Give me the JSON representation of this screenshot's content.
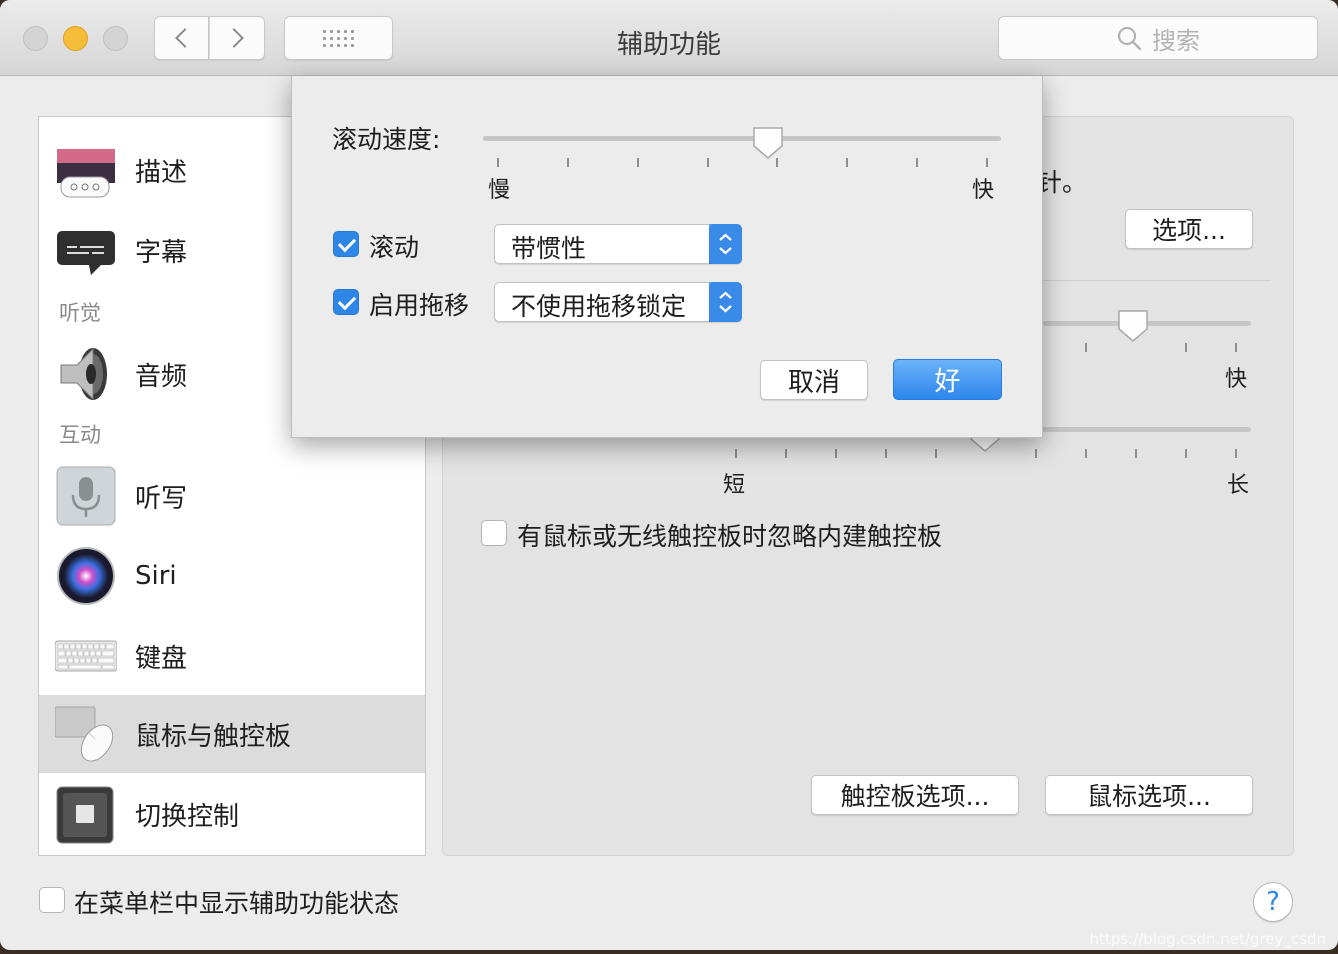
{
  "window": {
    "title": "辅助功能",
    "search_placeholder": "搜索"
  },
  "sidebar": {
    "items": [
      {
        "label": "描述",
        "icon": "descriptions-icon"
      },
      {
        "label": "字幕",
        "icon": "captions-icon"
      },
      {
        "label": "音频",
        "icon": "speaker-icon"
      },
      {
        "label": "听写",
        "icon": "microphone-icon"
      },
      {
        "label": "Siri",
        "icon": "siri-icon"
      },
      {
        "label": "键盘",
        "icon": "keyboard-icon"
      },
      {
        "label": "鼠标与触控板",
        "icon": "mouse-trackpad-icon",
        "selected": true
      },
      {
        "label": "切换控制",
        "icon": "switch-control-icon"
      }
    ],
    "sections": {
      "hearing": "听觉",
      "interaction": "互动"
    }
  },
  "content": {
    "pointer_text_fragment": "针。",
    "options_button": "选项...",
    "double_click_slider_fast": "快",
    "spring_slider_short": "短",
    "spring_slider_long": "长",
    "ignore_trackpad_label": "有鼠标或无线触控板时忽略内建触控板",
    "trackpad_options_button": "触控板选项...",
    "mouse_options_button": "鼠标选项..."
  },
  "sheet": {
    "scroll_speed_label": "滚动速度:",
    "scroll_speed_value": 0.55,
    "slow_label": "慢",
    "fast_label": "快",
    "scrolling": {
      "checked": true,
      "label": "滚动",
      "selected": "带惯性"
    },
    "dragging": {
      "checked": true,
      "label": "启用拖移",
      "selected": "不使用拖移锁定"
    },
    "cancel_button": "取消",
    "ok_button": "好"
  },
  "footer": {
    "menu_bar_status_label": "在菜单栏中显示辅助功能状态",
    "menu_bar_status_checked": false,
    "help": "?"
  },
  "watermark": "https://blog.csdn.net/grey_csdn",
  "colors": {
    "accent": "#2e86e6",
    "close_button": "#d4d4d4",
    "minimize_button": "#f6bd3b"
  }
}
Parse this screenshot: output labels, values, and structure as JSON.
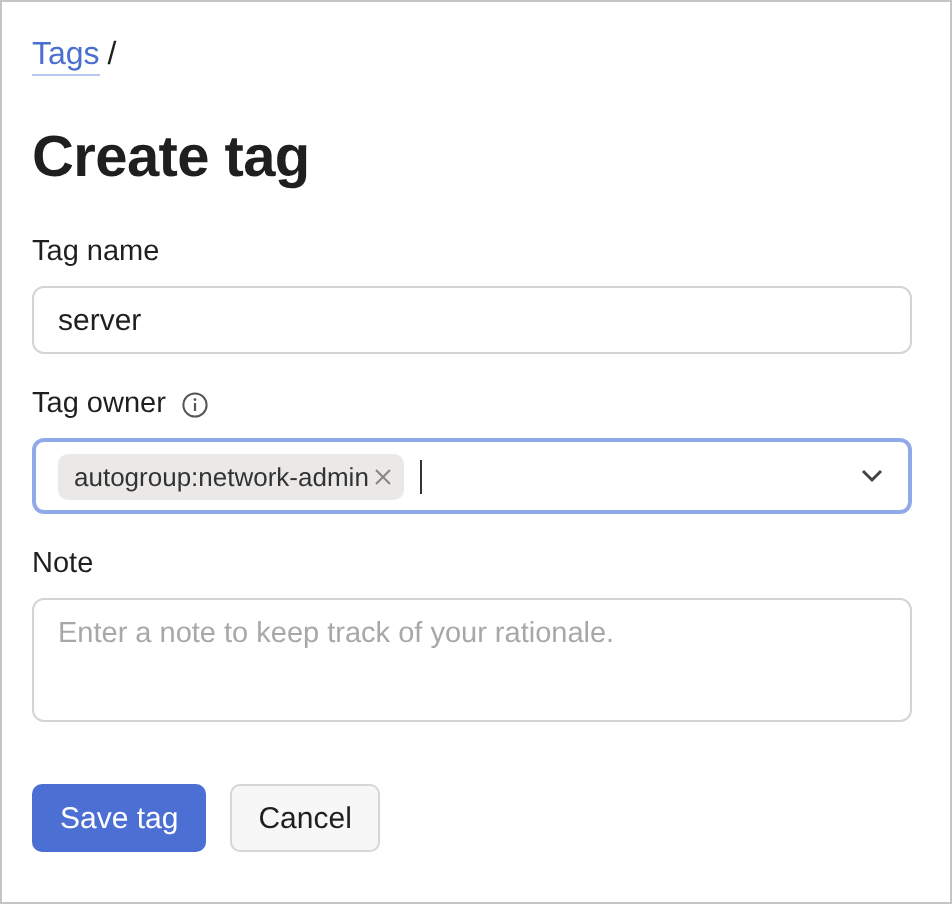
{
  "breadcrumb": {
    "link": "Tags",
    "separator": "/"
  },
  "title": "Create tag",
  "fields": [
    {
      "kind": "text",
      "label": "Tag name",
      "value": "server"
    },
    {
      "kind": "multiselect",
      "label": "Tag owner",
      "info": true,
      "focused": true,
      "chips": [
        "autogroup:network-admin"
      ]
    },
    {
      "kind": "textarea",
      "label": "Note",
      "placeholder": "Enter a note to keep track of your rationale."
    }
  ],
  "buttons": [
    {
      "label": "Save tag",
      "kind": "primary"
    },
    {
      "label": "Cancel",
      "kind": "secondary"
    }
  ]
}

========

*WORK TO COMPLETE:* Identify all lines in the records above with the word "true".

*EXERCISE OUTPUT:*
        "selected": true
      "checked": true,
      "checked": true,
      "info": true,
      "focused": true,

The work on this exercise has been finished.